Write out each record below exactly as it appears, with no pictures.

** start of SUPPLIED INFORMATION **

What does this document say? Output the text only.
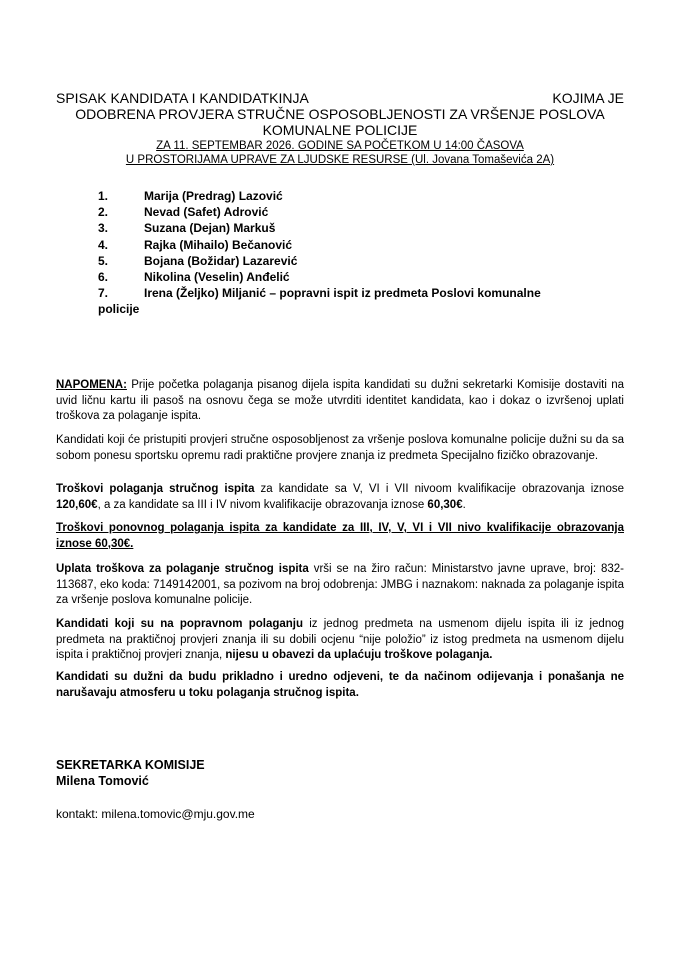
SPISAK KANDIDATA I KANDIDATKINJA	KOJIMA JE
ODOBRENA PROVJERA STRUČNE OSPOSOBLJENOSTI ZA VRŠENJE POSLOVA
KOMUNALNE POLICIJE
ZA 11. SEPTEMBAR 2026. GODINE SA POČETKOM U 14:00 ČASOVA
U PROSTORIJAMA UPRAVE ZA LJUDSKE RESURSE (Ul. Jovana Tomaševića 2A)
1.	Marija (Predrag) Lazović
2.	Nevad (Safet) Adrović
3.	Suzana (Dejan) Markuš
4.	Rajka (Mihailo) Bečanović
5.	Bojana (Božidar) Lazarević
6.	Nikolina (Veselin) Anđelić
7.	Irena (Željko) Miljanić – popravni ispit iz predmeta Poslovi komunalne
policije

NAPOMENA: Prije početka polaganja pisanog dijela ispita kandidati su dužni sekretarki Komisije dostaviti na uvid ličnu kartu ili pasoš na osnovu čega se može utvrditi identitet kandidata, kao i dokaz o izvršenoj uplati troškova za polaganje ispita.

Kandidati koji će pristupiti provjeri stručne osposobljenost za vršenje poslova komunalne policije dužni su da sa sobom ponesu sportsku opremu radi praktične provjere znanja iz predmeta Specijalno fizičko obrazovanje.

Troškovi polaganja stručnog ispita za kandidate sa V, VI i VII nivoom kvalifikacije obrazovanja iznose 120,60€, a za kandidate sa III i IV nivom kvalifikacije obrazovanja iznose 60,30€.

Troškovi ponovnog polaganja ispita za kandidate za III, IV, V, VI i VII nivo kvalifikacije obrazovanja iznose 60,30€.

Uplata troškova za polaganje stručnog ispita vrši se na žiro račun: Ministarstvo javne uprave, broj: 832-113687, eko koda: 7149142001, sa pozivom na broj odobrenja: JMBG i naznakom: naknada za polaganje ispita za vršenje poslova komunalne policije.

Kandidati koji su na popravnom polaganju iz jednog predmeta na usmenom dijelu ispita ili iz jednog predmeta na praktičnoj provjeri znanja ili su dobili ocjenu “nije položio” iz istog predmeta na usmenom dijelu ispita i praktičnoj provjeri znanja, nijesu u obavezi da uplaćuju troškove polaganja.

Kandidati su dužni da budu prikladno i uredno odjeveni, te da načinom odijevanja i ponašanja ne narušavaju atmosferu u toku polaganja stručnog ispita.

SEKRETARKA KOMISIJE
Milena Tomović
kontakt: milena.tomovic@mju.gov.me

** end of SUPPLIED INFORMATION **

◆ **ANSWER**:
What does this document say? Output the text only.
SPISAK KANDIDATA I KANDIDATKINJA	KOJIMA JE
ODOBRENA PROVJERA STRUČNE OSPOSOBLJENOSTI ZA VRŠENJE POSLOVA
KOMUNALNE POLICIJE
ZA 11. SEPTEMBAR 2026. GODINE SA POČETKOM U 14:00 ČASOVA
U PROSTORIJAMA UPRAVE ZA LJUDSKE RESURSE (Ul. Jovana Tomaševića 2A)
1.	Marija (Predrag) Lazović
2.	Nevad (Safet) Adrović
3.	Suzana (Dejan) Markuš
4.	Rajka (Mihailo) Bečanović
5.	Bojana (Božidar) Lazarević
6.	Nikolina (Veselin) Anđelić
7.	Irena (Željko) Miljanić – popravni ispit iz predmeta Poslovi komunalne
policije

NAPOMENA: Prije početka polaganja pisanog dijela ispita kandidati su dužni sekretarki Komisije dostaviti na uvid ličnu kartu ili pasoš na osnovu čega se može utvrditi identitet kandidata, kao i dokaz o izvršenoj uplati troškova za polaganje ispita.

Kandidati koji će pristupiti provjeri stručne osposobljenost za vršenje poslova komunalne policije dužni su da sa sobom ponesu sportsku opremu radi praktične provjere znanja iz predmeta Specijalno fizičko obrazovanje.

Troškovi polaganja stručnog ispita za kandidate sa V, VI i VII nivoom kvalifikacije obrazovanja iznose 120,60€, a za kandidate sa III i IV nivom kvalifikacije obrazovanja iznose 60,30€.

Troškovi ponovnog polaganja ispita za kandidate za III, IV, V, VI i VII nivo kvalifikacije obrazovanja iznose 60,30€.

Uplata troškova za polaganje stručnog ispita vrši se na žiro račun: Ministarstvo javne uprave, broj: 832-113687, eko koda: 7149142001, sa pozivom na broj odobrenja: JMBG i naznakom: naknada za polaganje ispita za vršenje poslova komunalne policije.

Kandidati koji su na popravnom polaganju iz jednog predmeta na usmenom dijelu ispita ili iz jednog predmeta na praktičnoj provjeri znanja ili su dobili ocjenu “nije položio” iz istog predmeta na usmenom dijelu ispita i praktičnoj provjeri znanja, nijesu u obavezi da uplaćuju troškove polaganja.

Kandidati su dužni da budu prikladno i uredno odjeveni, te da načinom odijevanja i ponašanja ne narušavaju atmosferu u toku polaganja stručnog ispita.

SEKRETARKA KOMISIJE
Milena Tomović
kontakt: milena.tomovic@mju.gov.me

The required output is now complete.